**THE EXERCISE**
Give back the full listing verbatim, apart from its images.
■ ■ ■
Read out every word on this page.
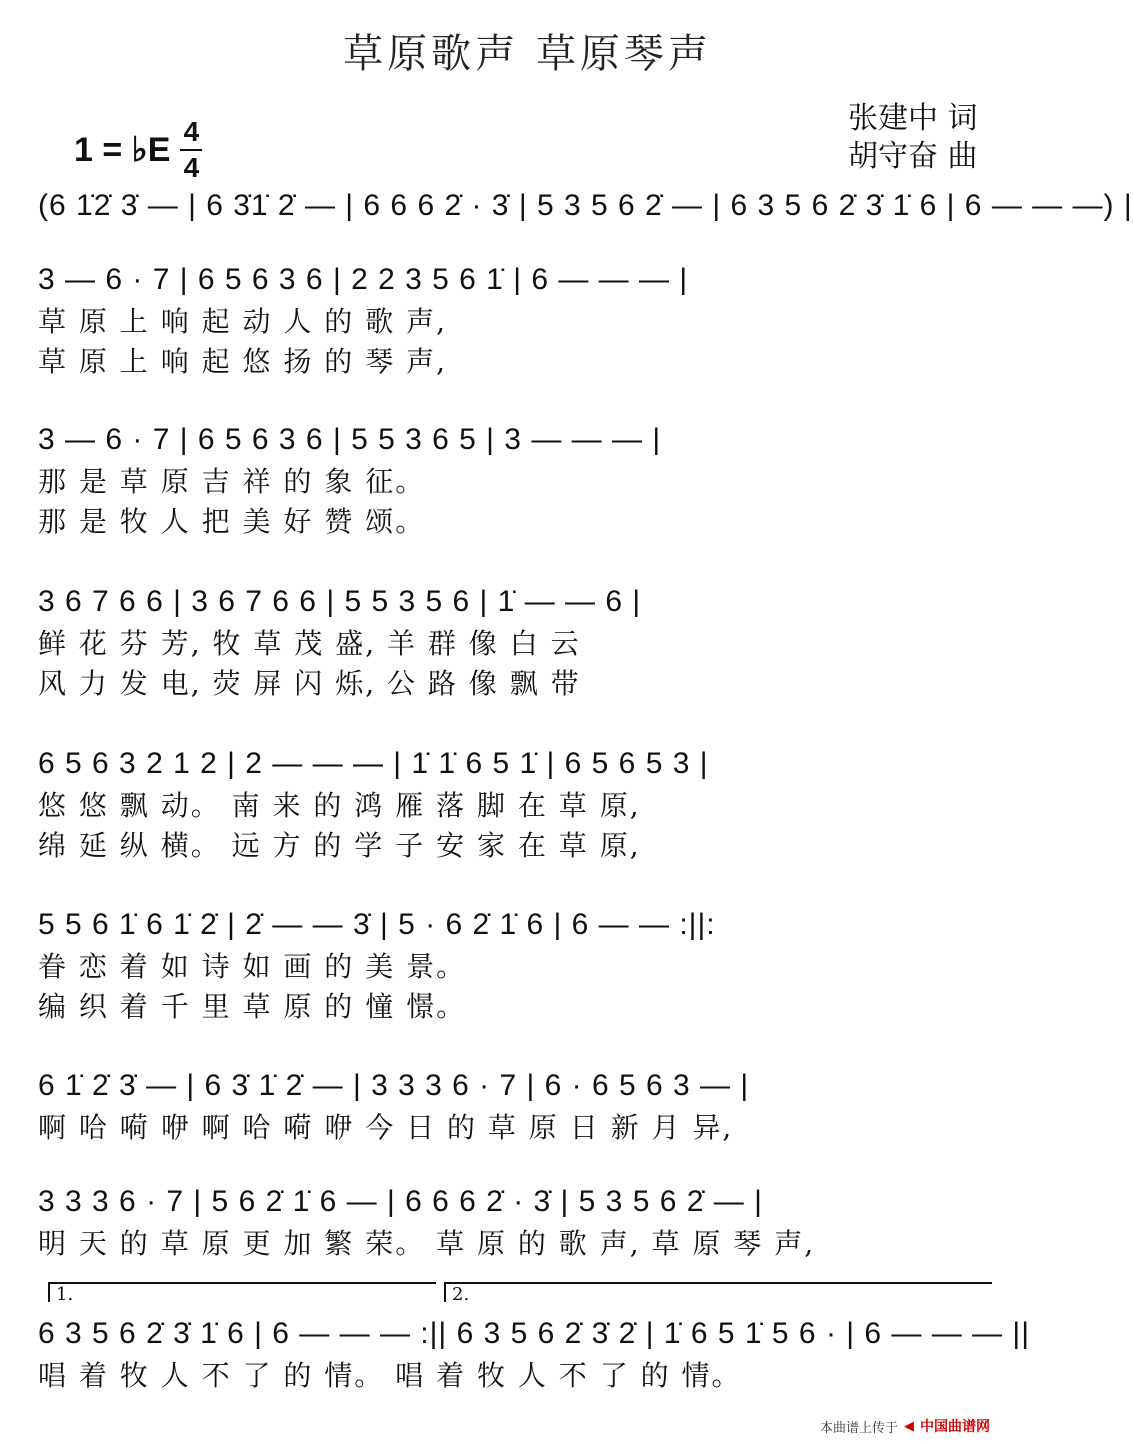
草原歌声 草原琴声
1 = ♭E $\frac{4}{4}$	张建中 词
胡守奋 曲
(6 1̇2̇ 3̇ — | 6 3̇1̇ 2̇ — | 6 6 6 2̇ · 3̇ | 5 3 5 6 2̇ — | 6 3 5 6 2̇ 3̇ 1̇ 6 | 6 — — —) |
3 — 6 · 7 | 6 5 6 3 6 | 2 2 3 5 6 1̇ | 6 — — — |
草 原 上 响 起 动 人 的 歌 声,
草 原 上 响 起 悠 扬 的 琴 声,
3 — 6 · 7 | 6 5 6 3 6 | 5 5 3 6 5 | 3 — — — |
那 是 草 原 吉 祥 的 象 征。
那 是 牧 人 把 美 好 赞 颂。
3 6 7 6 6 | 3 6 7 6 6 | 5 5 3 5 6 | 1̇ — — 6 |
鲜 花 芬 芳, 牧 草 茂 盛, 羊 群 像 白 云
风 力 发 电, 荧 屏 闪 烁, 公 路 像 飘 带
6 5 6 3 2 1 2 | 2 — — — | 1̇ 1̇ 6 5 1̇ | 6 5 6 5 3 |
悠 悠 飘 动。 南 来 的 鸿 雁 落 脚 在 草 原,
绵 延 纵 横。 远 方 的 学 子 安 家 在 草 原,
5 5 6 1̇ 6 1̇ 2̇ | 2̇ — — 3̇ | 5 · 6 2̇ 1̇ 6 | 6 — — :||:
眷 恋 着 如 诗 如 画 的 美 景。
编 织 着 千 里 草 原 的 憧 憬。
6 1̇ 2̇ 3̇ — | 6 3̇ 1̇ 2̇ — | 3 3 3 6 · 7 | 6 · 6 5 6 3 — |
啊 哈 嗬 咿 啊 哈 嗬 咿 今 日 的 草 原 日 新 月 异,
3 3 3 6 · 7 | 5 6 2̇ 1̇ 6 — | 6 6 6 2̇ · 3̇ | 5 3 5 6 2̇ — |
明 天 的 草 原 更 加 繁 荣。 草 原 的 歌 声, 草 原 琴 声,
1.	2.
6 3 5 6 2̇ 3̇ 1̇ 6 | 6 — — — :|| 6 3 5 6 2̇ 3̇ 2̇ | 1̇ 6 5 1̇ 5 6 · | 6 — — — ||
唱 着 牧 人 不 了 的 情。 唱 着 牧 人 不 了 的 情。
本曲谱上传于 ◀ 中国曲谱网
■ ■ ■
**SOLUTION FOR THIS EXERCISE**
Read out every word on this page.
草原歌声 草原琴声
1 = ♭E $\frac{4}{4}$	张建中 词
胡守奋 曲
(6 1̇2̇ 3̇ — | 6 3̇1̇ 2̇ — | 6 6 6 2̇ · 3̇ | 5 3 5 6 2̇ — | 6 3 5 6 2̇ 3̇ 1̇ 6 | 6 — — —) |
3 — 6 · 7 | 6 5 6 3 6 | 2 2 3 5 6 1̇ | 6 — — — |
草 原 上 响 起 动 人 的 歌 声,
草 原 上 响 起 悠 扬 的 琴 声,
3 — 6 · 7 | 6 5 6 3 6 | 5 5 3 6 5 | 3 — — — |
那 是 草 原 吉 祥 的 象 征。
那 是 牧 人 把 美 好 赞 颂。
3 6 7 6 6 | 3 6 7 6 6 | 5 5 3 5 6 | 1̇ — — 6 |
鲜 花 芬 芳, 牧 草 茂 盛, 羊 群 像 白 云
风 力 发 电, 荧 屏 闪 烁, 公 路 像 飘 带
6 5 6 3 2 1 2 | 2 — — — | 1̇ 1̇ 6 5 1̇ | 6 5 6 5 3 |
悠 悠 飘 动。 南 来 的 鸿 雁 落 脚 在 草 原,
绵 延 纵 横。 远 方 的 学 子 安 家 在 草 原,
5 5 6 1̇ 6 1̇ 2̇ | 2̇ — — 3̇ | 5 · 6 2̇ 1̇ 6 | 6 — — :||:
眷 恋 着 如 诗 如 画 的 美 景。
编 织 着 千 里 草 原 的 憧 憬。
6 1̇ 2̇ 3̇ — | 6 3̇ 1̇ 2̇ — | 3 3 3 6 · 7 | 6 · 6 5 6 3 — |
啊 哈 嗬 咿 啊 哈 嗬 咿 今 日 的 草 原 日 新 月 异,
3 3 3 6 · 7 | 5 6 2̇ 1̇ 6 — | 6 6 6 2̇ · 3̇ | 5 3 5 6 2̇ — |
明 天 的 草 原 更 加 繁 荣。 草 原 的 歌 声, 草 原 琴 声,
1.	2.
6 3 5 6 2̇ 3̇ 1̇ 6 | 6 — — — :|| 6 3 5 6 2̇ 3̇ 2̇ | 1̇ 6 5 1̇ 5 6 · | 6 — — — ||
唱 着 牧 人 不 了 的 情。 唱 着 牧 人 不 了 的 情。
本曲谱上传于 ◀ 中国曲谱网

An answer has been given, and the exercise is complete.